● **WHAT IS REQUIRED**: Transcribe the listing that follows in full, omitting pictures.

Saved entries:
"""
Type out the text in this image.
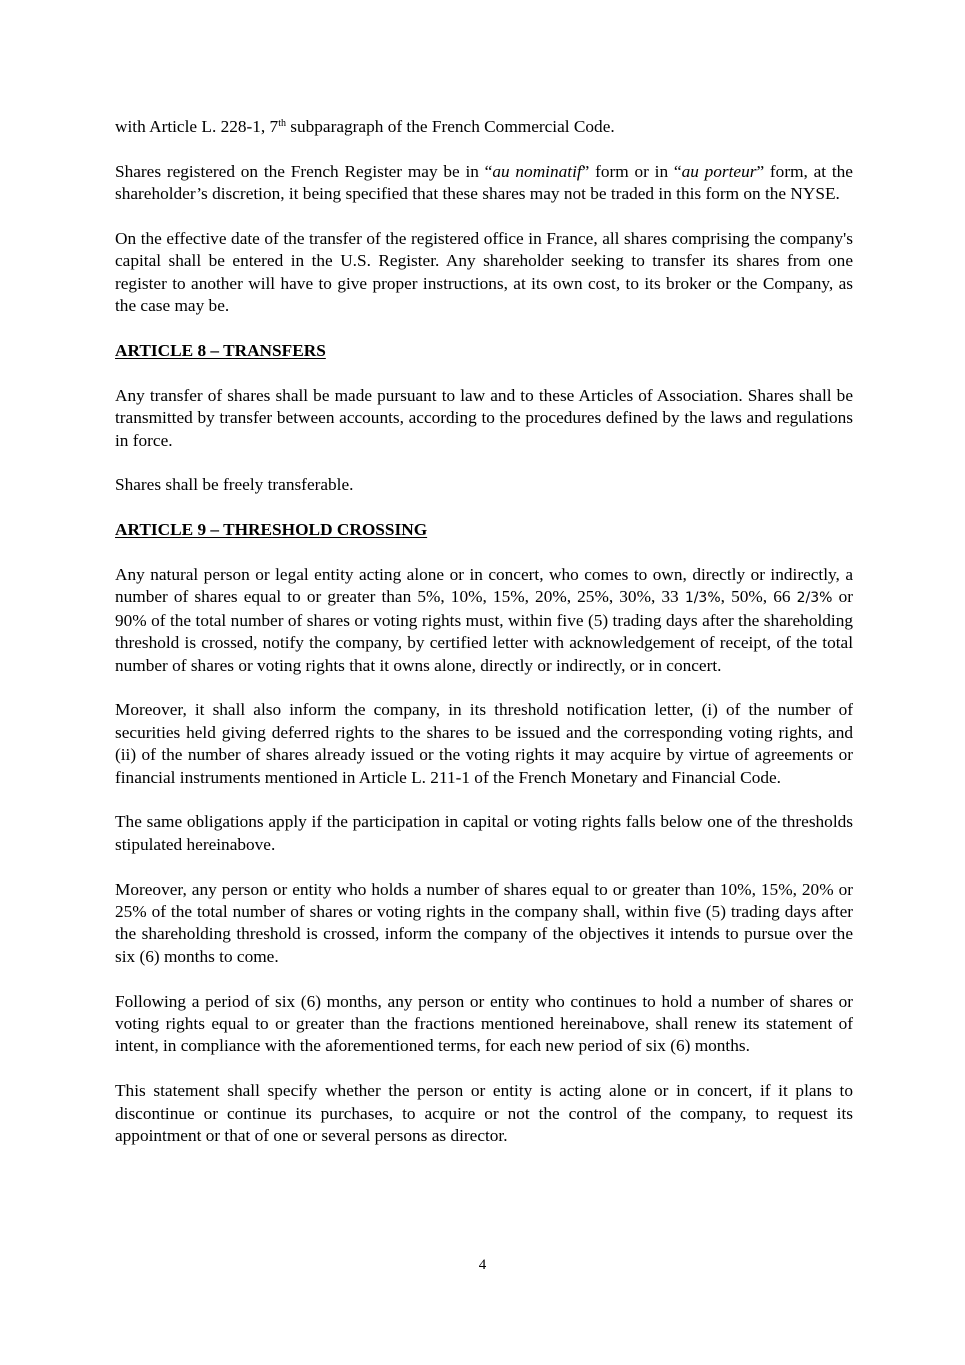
with Article L. 228-1, 7th subparagraph of the French Commercial Code.

Shares registered on the French Register may be in “au nominatif” form or in “au porteur” form, at the shareholder’s discretion, it being specified that these shares may not be traded in this form on the NYSE.

On the effective date of the transfer of the registered office in France, all shares comprising the company's capital shall be entered in the U.S. Register. Any shareholder seeking to transfer its shares from one register to another will have to give proper instructions, at its own cost, to its broker or the Company, as the case may be.

ARTICLE 8 – TRANSFERS

Any transfer of shares shall be made pursuant to law and to these Articles of Association. Shares shall be transmitted by transfer between accounts, according to the procedures defined by the laws and regulations in force.

Shares shall be freely transferable.

ARTICLE 9 – THRESHOLD CROSSING

Any natural person or legal entity acting alone or in concert, who comes to own, directly or indirectly, a number of shares equal to or greater than 5%, 10%, 15%, 20%, 25%, 30%, 33 1/3%, 50%, 66 2/3% or 90% of the total number of shares or voting rights must, within five (5) trading days after the shareholding threshold is crossed, notify the company, by certified letter with acknowledgement of receipt, of the total number of shares or voting rights that it owns alone, directly or indirectly, or in concert.

Moreover, it shall also inform the company, in its threshold notification letter, (i) of the number of securities held giving deferred rights to the shares to be issued and the corresponding voting rights, and (ii) of the number of shares already issued or the voting rights it may acquire by virtue of agreements or financial instruments mentioned in Article L. 211-1 of the French Monetary and Financial Code.

The same obligations apply if the participation in capital or voting rights falls below one of the thresholds stipulated hereinabove.

Moreover, any person or entity who holds a number of shares equal to or greater than 10%, 15%, 20% or 25% of the total number of shares or voting rights in the company shall, within five (5) trading days after the shareholding threshold is crossed, inform the company of the objectives it intends to pursue over the six (6) months to come.

Following a period of six (6) months, any person or entity who continues to hold a number of shares or voting rights equal to or greater than the fractions mentioned hereinabove, shall renew its statement of intent, in compliance with the aforementioned terms, for each new period of six (6) months.

This statement shall specify whether the person or entity is acting alone or in concert, if it plans to discontinue or continue its purchases, to acquire or not the control of the company, to request its appointment or that of one or several persons as director.

4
"""
● **RESPONSE TO THIS EXERCISE**:
Type out the text in this image.
with Article L. 228-1, 7th subparagraph of the French Commercial Code.

Shares registered on the French Register may be in “au nominatif” form or in “au porteur” form, at the shareholder’s discretion, it being specified that these shares may not be traded in this form on the NYSE.

On the effective date of the transfer of the registered office in France, all shares comprising the company's capital shall be entered in the U.S. Register. Any shareholder seeking to transfer its shares from one register to another will have to give proper instructions, at its own cost, to its broker or the Company, as the case may be.

ARTICLE 8 – TRANSFERS

Any transfer of shares shall be made pursuant to law and to these Articles of Association. Shares shall be transmitted by transfer between accounts, according to the procedures defined by the laws and regulations in force.

Shares shall be freely transferable.

ARTICLE 9 – THRESHOLD CROSSING

Any natural person or legal entity acting alone or in concert, who comes to own, directly or indirectly, a number of shares equal to or greater than 5%, 10%, 15%, 20%, 25%, 30%, 33 1/3%, 50%, 66 2/3% or 90% of the total number of shares or voting rights must, within five (5) trading days after the shareholding threshold is crossed, notify the company, by certified letter with acknowledgement of receipt, of the total number of shares or voting rights that it owns alone, directly or indirectly, or in concert.

Moreover, it shall also inform the company, in its threshold notification letter, (i) of the number of securities held giving deferred rights to the shares to be issued and the corresponding voting rights, and (ii) of the number of shares already issued or the voting rights it may acquire by virtue of agreements or financial instruments mentioned in Article L. 211-1 of the French Monetary and Financial Code.

The same obligations apply if the participation in capital or voting rights falls below one of the thresholds stipulated hereinabove.

Moreover, any person or entity who holds a number of shares equal to or greater than 10%, 15%, 20% or 25% of the total number of shares or voting rights in the company shall, within five (5) trading days after the shareholding threshold is crossed, inform the company of the objectives it intends to pursue over the six (6) months to come.

Following a period of six (6) months, any person or entity who continues to hold a number of shares or voting rights equal to or greater than the fractions mentioned hereinabove, shall renew its statement of intent, in compliance with the aforementioned terms, for each new period of six (6) months.

This statement shall specify whether the person or entity is acting alone or in concert, if it plans to discontinue or continue its purchases, to acquire or not the control of the company, to request its appointment or that of one or several persons as director.

4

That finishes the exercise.